Problem details => Collect all the lines that mention the word "福建省建研工程检测有限公司".

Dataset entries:
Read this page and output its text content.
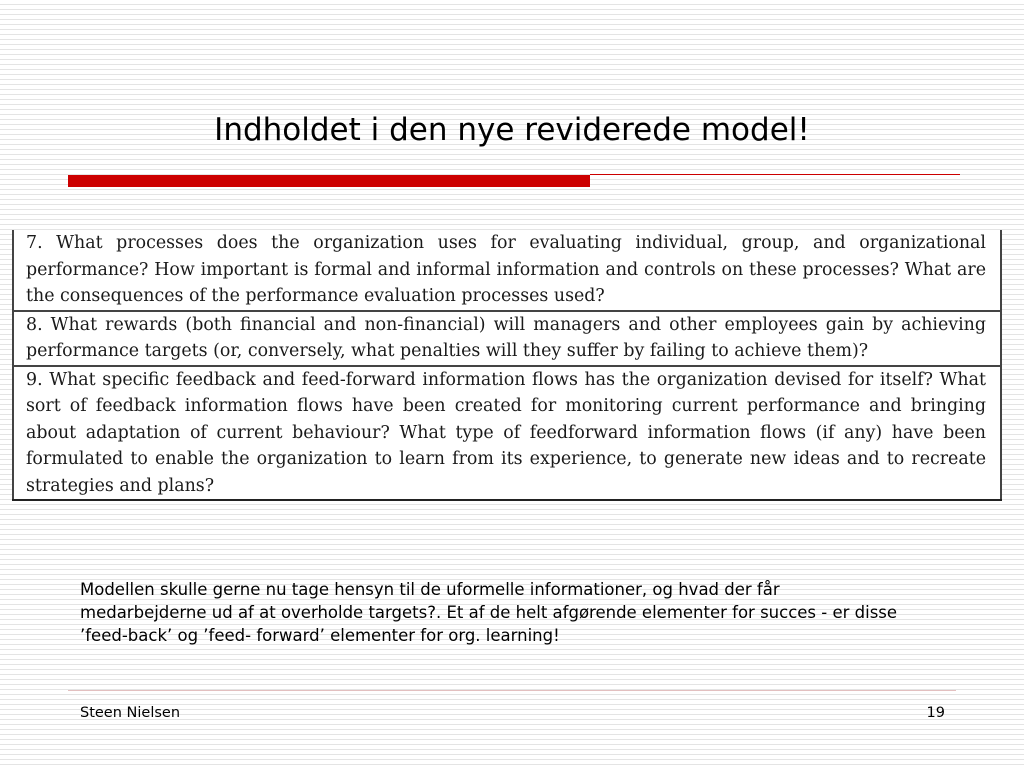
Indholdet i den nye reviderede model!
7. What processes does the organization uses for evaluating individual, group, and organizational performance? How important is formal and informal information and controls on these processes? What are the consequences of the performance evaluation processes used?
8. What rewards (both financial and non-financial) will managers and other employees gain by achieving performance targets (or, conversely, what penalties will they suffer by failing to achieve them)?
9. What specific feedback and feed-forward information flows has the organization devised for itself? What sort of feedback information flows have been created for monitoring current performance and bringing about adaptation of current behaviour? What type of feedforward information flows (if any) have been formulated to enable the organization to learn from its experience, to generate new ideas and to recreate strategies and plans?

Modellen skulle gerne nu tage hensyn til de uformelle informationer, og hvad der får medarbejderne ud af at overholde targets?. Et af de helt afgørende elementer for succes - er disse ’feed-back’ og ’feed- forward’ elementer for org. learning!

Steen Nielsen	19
==
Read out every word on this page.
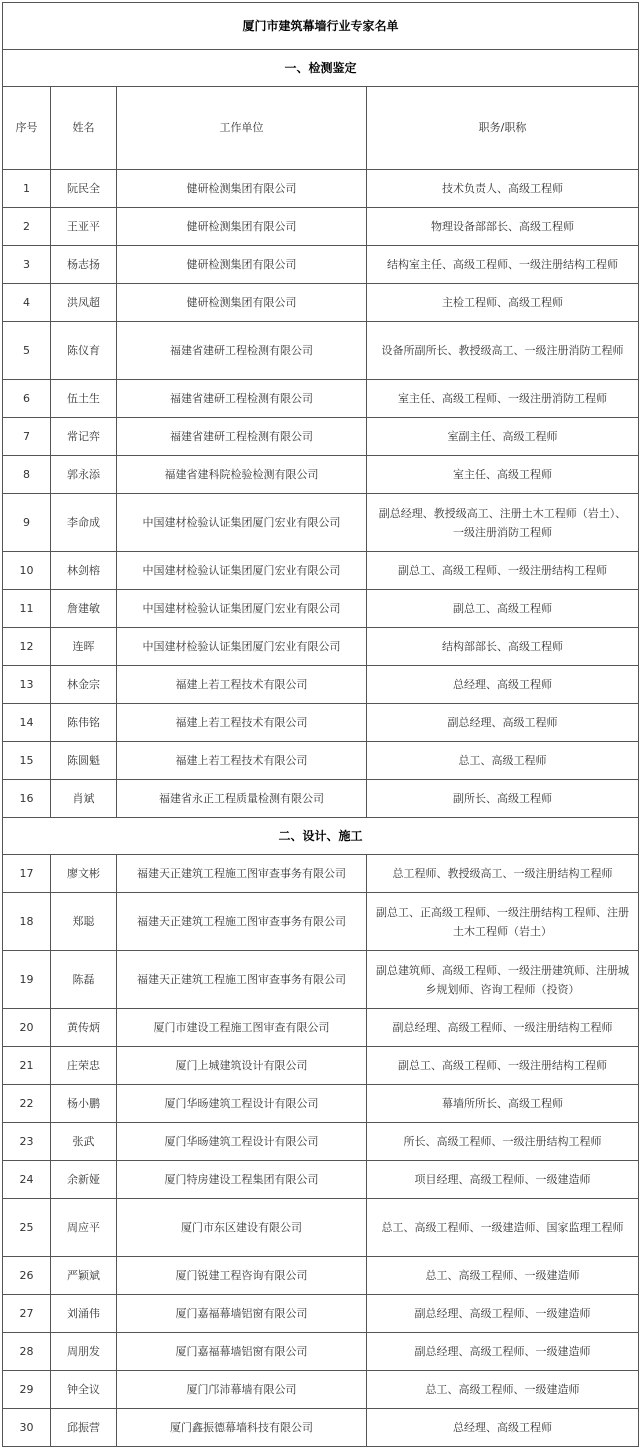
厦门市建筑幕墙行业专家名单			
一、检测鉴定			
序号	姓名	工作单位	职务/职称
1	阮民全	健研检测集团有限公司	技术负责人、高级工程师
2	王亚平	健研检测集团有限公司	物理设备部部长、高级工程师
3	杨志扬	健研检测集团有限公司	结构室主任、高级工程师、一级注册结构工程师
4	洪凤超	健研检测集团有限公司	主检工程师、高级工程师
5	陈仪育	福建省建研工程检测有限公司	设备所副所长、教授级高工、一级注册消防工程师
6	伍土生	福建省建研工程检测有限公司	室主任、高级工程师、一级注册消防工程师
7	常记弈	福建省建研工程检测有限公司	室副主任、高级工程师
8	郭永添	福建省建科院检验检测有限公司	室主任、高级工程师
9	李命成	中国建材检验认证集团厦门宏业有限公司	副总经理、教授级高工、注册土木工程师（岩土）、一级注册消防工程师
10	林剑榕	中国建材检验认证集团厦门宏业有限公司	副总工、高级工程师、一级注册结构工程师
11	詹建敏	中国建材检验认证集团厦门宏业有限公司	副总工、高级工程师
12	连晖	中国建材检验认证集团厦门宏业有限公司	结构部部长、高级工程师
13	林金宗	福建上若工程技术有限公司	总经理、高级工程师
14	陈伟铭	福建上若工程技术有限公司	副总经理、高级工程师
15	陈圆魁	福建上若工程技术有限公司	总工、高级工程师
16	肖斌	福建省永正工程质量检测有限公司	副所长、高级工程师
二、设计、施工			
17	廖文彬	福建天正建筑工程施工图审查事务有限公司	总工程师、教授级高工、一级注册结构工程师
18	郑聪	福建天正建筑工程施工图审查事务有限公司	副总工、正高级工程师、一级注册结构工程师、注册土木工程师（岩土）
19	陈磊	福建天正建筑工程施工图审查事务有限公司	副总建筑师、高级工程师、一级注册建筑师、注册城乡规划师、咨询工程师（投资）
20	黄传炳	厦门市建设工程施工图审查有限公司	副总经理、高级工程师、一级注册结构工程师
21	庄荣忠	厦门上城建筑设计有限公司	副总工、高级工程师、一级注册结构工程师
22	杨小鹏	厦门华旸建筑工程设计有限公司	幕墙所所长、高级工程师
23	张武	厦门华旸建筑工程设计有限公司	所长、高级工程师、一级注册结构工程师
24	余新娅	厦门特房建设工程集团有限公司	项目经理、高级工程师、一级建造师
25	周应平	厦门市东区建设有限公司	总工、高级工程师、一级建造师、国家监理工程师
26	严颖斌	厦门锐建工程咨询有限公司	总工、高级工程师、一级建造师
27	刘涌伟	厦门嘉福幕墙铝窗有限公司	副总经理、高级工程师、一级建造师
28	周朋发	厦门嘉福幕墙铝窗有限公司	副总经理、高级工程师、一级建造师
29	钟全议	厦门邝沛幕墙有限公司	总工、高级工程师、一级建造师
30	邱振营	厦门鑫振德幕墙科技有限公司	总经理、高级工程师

Response to this exercise =>
5	陈仪育	福建省建研工程检测有限公司	设备所副所长、教授级高工、一级注册消防工程师
6	伍土生	福建省建研工程检测有限公司	室主任、高级工程师、一级注册消防工程师
7	常记弈	福建省建研工程检测有限公司	室副主任、高级工程师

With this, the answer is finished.